**REQUIREMENTS**
Give only the count of lines containing "پنشنرز".

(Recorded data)
----------

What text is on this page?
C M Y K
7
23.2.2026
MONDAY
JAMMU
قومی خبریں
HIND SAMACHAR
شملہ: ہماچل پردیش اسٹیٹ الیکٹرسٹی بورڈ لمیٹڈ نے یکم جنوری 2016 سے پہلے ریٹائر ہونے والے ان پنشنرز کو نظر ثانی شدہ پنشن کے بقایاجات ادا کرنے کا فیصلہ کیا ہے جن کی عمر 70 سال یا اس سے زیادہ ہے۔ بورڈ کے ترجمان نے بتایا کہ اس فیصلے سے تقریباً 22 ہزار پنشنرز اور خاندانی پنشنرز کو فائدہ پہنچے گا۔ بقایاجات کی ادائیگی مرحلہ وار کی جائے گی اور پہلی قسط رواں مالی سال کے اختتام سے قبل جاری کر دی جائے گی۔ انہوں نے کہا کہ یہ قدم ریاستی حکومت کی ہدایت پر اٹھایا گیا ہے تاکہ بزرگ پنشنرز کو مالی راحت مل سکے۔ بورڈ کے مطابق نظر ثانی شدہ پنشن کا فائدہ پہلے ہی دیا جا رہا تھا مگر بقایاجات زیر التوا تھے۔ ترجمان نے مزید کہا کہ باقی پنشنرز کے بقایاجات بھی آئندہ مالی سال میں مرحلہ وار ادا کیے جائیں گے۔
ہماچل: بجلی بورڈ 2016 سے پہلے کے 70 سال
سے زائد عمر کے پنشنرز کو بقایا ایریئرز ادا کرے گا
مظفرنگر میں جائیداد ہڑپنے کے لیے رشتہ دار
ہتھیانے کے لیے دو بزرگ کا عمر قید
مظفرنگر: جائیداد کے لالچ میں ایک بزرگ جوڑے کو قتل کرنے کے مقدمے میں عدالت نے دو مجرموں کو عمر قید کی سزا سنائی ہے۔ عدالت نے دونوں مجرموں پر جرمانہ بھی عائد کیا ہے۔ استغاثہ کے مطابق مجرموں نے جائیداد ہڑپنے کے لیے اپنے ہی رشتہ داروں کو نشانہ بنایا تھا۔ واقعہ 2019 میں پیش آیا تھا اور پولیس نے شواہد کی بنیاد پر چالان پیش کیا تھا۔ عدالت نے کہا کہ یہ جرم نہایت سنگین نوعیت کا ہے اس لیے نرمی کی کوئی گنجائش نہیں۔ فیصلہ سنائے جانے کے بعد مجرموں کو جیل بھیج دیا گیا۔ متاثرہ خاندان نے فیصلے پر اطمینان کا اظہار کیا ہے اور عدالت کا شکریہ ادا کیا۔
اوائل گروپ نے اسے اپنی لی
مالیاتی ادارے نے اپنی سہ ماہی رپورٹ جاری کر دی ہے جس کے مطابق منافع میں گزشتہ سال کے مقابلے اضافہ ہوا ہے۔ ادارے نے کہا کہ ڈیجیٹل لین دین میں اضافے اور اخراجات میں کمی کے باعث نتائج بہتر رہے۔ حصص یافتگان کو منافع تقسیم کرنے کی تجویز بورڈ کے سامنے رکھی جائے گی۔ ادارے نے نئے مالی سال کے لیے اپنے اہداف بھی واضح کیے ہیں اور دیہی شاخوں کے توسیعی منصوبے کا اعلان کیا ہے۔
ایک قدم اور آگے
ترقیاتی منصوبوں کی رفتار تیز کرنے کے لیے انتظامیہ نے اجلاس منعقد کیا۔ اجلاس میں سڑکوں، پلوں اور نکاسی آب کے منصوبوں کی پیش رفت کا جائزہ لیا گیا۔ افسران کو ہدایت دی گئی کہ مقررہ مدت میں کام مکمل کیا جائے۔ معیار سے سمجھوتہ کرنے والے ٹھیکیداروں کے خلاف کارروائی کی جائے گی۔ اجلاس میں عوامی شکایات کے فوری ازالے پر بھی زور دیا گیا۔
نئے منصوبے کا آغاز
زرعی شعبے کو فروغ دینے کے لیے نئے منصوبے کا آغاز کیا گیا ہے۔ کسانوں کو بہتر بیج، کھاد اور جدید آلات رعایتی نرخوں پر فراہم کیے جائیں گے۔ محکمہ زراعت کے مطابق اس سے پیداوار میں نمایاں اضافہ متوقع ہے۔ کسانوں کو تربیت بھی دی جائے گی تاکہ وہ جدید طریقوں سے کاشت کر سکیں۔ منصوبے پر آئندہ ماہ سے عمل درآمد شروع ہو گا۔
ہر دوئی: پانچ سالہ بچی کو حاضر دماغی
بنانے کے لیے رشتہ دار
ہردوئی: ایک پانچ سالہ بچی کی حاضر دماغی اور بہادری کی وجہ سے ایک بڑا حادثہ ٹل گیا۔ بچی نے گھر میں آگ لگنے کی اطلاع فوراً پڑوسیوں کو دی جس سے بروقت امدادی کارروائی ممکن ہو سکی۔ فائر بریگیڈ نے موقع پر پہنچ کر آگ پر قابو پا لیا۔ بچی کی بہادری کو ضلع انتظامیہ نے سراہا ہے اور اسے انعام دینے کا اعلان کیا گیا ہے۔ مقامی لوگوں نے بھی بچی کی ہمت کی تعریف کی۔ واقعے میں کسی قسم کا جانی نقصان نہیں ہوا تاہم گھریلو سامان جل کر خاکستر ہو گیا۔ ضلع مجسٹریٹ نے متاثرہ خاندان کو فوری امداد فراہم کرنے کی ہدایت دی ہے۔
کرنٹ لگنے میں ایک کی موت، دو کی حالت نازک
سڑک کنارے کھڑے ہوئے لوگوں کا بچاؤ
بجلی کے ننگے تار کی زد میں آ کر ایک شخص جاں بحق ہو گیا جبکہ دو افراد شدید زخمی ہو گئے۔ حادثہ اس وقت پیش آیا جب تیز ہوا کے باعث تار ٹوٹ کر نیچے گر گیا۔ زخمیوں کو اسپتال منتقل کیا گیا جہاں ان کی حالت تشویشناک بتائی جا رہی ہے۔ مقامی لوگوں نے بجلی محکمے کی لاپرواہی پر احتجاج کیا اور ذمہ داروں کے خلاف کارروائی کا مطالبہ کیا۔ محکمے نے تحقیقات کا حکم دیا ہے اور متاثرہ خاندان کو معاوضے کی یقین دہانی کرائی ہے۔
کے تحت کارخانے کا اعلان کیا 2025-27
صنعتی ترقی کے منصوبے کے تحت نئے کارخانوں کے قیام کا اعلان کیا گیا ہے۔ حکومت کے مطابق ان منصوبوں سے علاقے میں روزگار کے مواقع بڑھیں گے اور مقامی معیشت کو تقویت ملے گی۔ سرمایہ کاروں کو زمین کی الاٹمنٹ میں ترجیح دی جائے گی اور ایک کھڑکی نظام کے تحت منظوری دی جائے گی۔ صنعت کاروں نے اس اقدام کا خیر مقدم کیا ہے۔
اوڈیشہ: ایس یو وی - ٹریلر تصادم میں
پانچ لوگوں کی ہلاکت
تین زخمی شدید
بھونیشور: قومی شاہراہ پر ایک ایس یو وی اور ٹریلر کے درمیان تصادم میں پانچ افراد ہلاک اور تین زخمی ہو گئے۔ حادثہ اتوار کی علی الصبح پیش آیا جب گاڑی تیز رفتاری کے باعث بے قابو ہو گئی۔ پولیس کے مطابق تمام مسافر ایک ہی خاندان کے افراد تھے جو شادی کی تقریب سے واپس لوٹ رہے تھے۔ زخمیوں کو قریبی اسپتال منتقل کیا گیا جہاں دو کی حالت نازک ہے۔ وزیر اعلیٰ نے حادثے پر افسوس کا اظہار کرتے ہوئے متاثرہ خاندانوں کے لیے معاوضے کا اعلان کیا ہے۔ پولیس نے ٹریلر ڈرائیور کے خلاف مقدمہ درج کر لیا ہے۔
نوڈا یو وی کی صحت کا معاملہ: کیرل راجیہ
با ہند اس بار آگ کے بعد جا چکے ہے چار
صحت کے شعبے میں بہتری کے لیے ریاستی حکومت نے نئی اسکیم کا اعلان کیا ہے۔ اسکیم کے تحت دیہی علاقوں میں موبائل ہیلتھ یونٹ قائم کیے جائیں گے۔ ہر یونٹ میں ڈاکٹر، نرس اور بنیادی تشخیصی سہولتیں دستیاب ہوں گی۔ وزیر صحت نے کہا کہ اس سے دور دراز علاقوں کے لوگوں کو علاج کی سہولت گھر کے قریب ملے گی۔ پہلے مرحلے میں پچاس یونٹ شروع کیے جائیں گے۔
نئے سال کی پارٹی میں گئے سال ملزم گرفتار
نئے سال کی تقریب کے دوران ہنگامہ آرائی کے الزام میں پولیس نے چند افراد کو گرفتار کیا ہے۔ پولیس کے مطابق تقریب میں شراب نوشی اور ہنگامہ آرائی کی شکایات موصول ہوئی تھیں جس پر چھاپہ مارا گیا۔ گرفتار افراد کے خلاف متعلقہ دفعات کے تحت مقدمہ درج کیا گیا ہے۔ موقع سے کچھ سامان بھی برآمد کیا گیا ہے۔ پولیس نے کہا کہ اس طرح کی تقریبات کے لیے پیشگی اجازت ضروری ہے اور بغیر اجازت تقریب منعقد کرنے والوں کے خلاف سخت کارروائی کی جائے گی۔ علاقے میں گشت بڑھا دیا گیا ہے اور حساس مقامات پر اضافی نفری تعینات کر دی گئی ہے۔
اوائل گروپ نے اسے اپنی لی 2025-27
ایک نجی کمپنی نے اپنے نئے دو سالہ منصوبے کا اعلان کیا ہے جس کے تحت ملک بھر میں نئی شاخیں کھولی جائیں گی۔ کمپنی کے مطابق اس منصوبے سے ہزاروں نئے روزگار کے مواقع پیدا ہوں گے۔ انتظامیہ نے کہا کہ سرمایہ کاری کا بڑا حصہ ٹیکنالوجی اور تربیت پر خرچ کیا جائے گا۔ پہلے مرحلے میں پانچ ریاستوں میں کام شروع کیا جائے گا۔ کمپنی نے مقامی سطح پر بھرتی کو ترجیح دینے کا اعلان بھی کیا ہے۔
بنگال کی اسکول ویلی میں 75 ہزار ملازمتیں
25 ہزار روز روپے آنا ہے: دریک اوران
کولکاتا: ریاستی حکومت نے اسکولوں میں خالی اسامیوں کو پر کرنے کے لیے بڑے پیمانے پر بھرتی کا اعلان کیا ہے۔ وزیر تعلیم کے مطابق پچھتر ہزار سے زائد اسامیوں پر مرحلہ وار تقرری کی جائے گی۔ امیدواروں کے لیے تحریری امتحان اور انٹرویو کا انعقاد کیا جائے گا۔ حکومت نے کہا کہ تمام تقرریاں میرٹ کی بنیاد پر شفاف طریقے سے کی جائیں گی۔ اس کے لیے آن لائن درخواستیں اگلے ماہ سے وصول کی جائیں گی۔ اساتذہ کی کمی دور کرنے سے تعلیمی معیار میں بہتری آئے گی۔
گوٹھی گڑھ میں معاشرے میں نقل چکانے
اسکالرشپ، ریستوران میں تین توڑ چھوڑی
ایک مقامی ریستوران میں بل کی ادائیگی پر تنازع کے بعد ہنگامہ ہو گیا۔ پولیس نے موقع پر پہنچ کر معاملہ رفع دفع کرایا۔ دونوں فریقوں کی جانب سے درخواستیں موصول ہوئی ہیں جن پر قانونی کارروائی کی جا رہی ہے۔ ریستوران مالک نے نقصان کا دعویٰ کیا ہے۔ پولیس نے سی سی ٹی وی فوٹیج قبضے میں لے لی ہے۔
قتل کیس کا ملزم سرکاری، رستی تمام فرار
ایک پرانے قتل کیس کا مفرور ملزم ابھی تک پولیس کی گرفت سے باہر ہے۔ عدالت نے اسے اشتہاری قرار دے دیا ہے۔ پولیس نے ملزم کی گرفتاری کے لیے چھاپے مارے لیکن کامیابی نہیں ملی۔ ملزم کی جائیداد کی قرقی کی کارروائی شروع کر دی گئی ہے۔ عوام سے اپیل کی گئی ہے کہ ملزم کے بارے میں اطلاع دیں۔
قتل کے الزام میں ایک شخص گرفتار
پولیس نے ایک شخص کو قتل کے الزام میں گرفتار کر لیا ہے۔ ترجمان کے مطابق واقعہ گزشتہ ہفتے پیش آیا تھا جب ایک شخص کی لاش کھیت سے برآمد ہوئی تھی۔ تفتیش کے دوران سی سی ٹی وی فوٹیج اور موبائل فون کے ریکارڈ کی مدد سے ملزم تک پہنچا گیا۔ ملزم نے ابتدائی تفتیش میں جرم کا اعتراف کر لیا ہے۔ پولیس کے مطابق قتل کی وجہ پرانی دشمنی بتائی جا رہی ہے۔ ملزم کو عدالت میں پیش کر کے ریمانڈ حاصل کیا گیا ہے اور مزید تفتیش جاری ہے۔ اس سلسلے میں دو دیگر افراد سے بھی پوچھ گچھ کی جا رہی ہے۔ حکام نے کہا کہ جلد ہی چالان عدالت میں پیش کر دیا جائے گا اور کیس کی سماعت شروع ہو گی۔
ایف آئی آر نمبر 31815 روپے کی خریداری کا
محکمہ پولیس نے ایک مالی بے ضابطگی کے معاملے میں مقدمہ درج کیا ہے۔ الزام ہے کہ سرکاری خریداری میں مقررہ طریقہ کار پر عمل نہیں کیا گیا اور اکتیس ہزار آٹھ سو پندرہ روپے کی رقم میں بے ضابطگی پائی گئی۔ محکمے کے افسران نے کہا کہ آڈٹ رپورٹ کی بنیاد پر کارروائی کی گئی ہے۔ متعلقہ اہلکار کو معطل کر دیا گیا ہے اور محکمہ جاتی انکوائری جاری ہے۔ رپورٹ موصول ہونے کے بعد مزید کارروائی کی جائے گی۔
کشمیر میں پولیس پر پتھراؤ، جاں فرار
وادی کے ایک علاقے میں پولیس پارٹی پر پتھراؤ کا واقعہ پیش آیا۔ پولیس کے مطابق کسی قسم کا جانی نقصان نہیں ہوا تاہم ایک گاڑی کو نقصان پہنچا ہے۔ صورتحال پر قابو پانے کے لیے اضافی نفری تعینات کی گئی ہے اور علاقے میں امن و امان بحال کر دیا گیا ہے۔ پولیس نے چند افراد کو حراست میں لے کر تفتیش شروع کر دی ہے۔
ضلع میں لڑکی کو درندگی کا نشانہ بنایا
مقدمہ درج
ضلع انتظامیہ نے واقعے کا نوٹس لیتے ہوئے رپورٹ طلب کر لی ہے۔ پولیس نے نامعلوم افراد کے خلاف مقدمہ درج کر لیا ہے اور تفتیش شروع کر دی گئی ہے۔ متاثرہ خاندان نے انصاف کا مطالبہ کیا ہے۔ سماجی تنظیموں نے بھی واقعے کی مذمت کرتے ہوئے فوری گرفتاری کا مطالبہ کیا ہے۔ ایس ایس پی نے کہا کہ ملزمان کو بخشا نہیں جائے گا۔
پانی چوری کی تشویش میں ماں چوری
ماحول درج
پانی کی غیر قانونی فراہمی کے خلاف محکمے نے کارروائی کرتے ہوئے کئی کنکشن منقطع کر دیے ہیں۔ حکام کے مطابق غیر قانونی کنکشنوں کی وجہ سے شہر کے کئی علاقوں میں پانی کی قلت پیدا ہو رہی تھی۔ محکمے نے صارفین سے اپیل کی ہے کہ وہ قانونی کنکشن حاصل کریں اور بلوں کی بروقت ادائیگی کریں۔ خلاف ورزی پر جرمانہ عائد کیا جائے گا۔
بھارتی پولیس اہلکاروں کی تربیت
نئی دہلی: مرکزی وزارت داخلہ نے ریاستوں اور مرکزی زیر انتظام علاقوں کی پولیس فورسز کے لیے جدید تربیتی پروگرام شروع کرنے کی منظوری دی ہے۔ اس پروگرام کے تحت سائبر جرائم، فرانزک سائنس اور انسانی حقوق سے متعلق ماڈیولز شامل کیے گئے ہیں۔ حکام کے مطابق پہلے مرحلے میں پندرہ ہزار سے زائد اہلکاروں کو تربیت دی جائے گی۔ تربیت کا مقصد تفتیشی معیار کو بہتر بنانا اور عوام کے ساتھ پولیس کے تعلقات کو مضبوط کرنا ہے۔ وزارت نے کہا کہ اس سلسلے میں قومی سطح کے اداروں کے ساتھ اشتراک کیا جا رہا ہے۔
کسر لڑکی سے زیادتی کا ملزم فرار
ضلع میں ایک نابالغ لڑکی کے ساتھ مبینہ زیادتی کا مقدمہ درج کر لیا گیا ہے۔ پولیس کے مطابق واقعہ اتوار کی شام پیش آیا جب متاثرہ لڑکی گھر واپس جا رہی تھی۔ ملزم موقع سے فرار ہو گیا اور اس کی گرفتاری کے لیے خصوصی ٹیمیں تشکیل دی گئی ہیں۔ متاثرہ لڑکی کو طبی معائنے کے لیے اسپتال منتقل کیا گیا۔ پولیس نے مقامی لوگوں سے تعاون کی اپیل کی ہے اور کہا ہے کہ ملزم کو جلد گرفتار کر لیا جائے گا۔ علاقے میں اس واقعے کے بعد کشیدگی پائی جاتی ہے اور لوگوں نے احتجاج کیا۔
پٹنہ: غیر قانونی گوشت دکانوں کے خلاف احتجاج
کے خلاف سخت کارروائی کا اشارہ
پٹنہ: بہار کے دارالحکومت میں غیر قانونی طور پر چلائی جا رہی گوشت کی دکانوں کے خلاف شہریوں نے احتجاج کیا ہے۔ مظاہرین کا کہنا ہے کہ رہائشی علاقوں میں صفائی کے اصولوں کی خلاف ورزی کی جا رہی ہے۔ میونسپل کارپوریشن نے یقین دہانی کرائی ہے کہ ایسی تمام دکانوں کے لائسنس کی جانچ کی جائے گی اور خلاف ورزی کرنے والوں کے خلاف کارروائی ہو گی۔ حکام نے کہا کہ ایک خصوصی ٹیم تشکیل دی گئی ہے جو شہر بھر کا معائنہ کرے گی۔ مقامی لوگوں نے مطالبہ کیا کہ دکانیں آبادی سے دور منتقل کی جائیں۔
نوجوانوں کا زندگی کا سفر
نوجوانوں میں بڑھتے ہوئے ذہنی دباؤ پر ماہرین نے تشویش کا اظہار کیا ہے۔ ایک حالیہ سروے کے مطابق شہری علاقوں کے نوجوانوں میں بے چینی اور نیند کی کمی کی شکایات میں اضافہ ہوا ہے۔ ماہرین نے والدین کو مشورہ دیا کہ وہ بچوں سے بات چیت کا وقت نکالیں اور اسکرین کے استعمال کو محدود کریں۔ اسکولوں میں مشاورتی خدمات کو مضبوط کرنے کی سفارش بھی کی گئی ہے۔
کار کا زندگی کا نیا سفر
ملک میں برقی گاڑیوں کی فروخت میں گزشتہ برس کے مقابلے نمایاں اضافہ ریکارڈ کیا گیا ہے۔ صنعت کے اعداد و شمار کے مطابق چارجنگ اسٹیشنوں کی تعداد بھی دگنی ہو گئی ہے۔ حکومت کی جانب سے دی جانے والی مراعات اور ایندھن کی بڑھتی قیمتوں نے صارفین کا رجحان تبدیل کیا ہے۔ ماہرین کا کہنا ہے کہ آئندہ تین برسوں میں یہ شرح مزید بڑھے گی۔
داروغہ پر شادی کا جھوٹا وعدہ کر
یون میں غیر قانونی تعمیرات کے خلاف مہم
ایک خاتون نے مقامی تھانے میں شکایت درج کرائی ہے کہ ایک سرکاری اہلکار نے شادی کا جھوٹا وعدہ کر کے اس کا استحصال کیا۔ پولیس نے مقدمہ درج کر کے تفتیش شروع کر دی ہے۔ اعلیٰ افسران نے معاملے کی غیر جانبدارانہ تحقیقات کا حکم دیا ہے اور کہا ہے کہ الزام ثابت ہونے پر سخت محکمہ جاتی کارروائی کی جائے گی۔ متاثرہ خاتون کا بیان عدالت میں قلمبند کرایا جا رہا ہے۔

----------

**SOLUTION FOR THIS EXERCISE**
2